Your objective
Below are some records. Count the lines with "продуктов" in them and give nothing but the total.

------ Listing

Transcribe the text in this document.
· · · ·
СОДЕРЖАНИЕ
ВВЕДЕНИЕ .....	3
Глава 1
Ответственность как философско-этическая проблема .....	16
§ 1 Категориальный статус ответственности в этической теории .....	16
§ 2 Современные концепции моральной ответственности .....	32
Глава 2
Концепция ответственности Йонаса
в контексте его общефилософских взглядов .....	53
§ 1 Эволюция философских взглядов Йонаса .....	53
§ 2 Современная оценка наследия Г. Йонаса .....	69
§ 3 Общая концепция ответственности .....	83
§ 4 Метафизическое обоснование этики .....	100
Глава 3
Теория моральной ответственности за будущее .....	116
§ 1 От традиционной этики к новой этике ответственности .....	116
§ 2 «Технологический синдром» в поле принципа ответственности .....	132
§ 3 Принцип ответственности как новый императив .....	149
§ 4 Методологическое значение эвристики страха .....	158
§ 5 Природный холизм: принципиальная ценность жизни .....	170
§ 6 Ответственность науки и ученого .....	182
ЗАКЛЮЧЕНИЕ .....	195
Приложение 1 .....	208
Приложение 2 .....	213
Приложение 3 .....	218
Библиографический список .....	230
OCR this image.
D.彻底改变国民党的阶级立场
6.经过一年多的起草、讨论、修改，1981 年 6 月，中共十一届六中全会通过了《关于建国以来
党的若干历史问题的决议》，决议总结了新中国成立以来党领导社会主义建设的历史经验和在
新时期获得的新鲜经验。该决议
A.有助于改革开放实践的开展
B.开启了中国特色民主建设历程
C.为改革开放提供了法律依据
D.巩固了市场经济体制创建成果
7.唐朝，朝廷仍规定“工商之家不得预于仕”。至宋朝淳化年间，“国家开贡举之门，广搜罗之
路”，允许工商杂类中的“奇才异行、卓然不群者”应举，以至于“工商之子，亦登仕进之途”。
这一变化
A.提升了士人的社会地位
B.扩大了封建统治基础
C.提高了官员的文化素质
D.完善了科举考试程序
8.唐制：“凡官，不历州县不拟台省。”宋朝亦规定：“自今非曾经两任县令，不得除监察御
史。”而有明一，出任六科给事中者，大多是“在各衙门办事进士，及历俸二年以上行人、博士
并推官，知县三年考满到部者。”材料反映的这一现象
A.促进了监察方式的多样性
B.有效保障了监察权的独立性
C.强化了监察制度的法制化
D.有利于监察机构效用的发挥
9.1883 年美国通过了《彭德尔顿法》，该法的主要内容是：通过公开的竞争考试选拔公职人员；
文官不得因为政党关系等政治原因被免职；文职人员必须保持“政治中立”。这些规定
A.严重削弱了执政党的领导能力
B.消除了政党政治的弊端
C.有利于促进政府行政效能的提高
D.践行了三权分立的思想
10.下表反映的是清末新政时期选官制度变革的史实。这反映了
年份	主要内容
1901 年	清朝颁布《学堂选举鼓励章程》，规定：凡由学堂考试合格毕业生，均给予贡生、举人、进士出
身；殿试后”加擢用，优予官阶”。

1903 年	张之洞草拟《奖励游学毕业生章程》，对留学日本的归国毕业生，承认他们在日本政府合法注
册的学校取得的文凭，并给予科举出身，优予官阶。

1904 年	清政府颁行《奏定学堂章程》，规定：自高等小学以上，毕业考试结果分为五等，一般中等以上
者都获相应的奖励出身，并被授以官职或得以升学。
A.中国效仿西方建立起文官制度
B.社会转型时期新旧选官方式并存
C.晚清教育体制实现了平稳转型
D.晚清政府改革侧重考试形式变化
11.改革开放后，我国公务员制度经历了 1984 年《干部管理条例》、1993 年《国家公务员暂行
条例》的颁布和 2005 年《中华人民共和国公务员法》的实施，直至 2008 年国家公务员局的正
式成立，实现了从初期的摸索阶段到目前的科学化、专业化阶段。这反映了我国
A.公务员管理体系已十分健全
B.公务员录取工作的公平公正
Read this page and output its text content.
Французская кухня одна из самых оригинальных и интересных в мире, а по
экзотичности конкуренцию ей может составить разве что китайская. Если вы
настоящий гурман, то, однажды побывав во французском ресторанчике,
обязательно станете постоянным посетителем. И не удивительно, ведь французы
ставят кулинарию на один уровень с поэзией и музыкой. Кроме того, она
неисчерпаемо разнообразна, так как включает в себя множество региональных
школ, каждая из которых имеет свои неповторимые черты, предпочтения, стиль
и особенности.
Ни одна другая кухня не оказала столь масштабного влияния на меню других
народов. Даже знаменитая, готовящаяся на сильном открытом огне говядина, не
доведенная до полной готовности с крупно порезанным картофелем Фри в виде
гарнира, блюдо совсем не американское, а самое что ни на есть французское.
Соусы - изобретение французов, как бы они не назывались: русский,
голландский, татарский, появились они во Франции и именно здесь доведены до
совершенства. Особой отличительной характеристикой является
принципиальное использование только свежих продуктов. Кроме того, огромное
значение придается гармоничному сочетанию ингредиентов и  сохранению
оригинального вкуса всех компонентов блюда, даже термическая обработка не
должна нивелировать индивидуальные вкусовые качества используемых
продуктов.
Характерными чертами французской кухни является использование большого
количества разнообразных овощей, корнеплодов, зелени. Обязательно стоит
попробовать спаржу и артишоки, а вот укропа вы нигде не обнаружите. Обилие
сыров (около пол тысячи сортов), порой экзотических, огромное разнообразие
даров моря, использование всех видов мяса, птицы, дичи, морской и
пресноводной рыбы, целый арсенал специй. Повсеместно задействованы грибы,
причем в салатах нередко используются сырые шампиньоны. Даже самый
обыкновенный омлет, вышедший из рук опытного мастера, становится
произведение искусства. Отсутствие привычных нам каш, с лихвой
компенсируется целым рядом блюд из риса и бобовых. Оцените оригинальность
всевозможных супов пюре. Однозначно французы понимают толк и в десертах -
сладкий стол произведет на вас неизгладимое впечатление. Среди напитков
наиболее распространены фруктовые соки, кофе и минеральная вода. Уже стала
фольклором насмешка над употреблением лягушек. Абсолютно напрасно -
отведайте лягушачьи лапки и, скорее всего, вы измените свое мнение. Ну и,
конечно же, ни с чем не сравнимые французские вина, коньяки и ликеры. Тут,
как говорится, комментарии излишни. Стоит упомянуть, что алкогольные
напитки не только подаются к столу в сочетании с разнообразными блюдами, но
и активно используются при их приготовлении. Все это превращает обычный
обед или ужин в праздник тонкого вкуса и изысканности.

------------

Completed exercise
2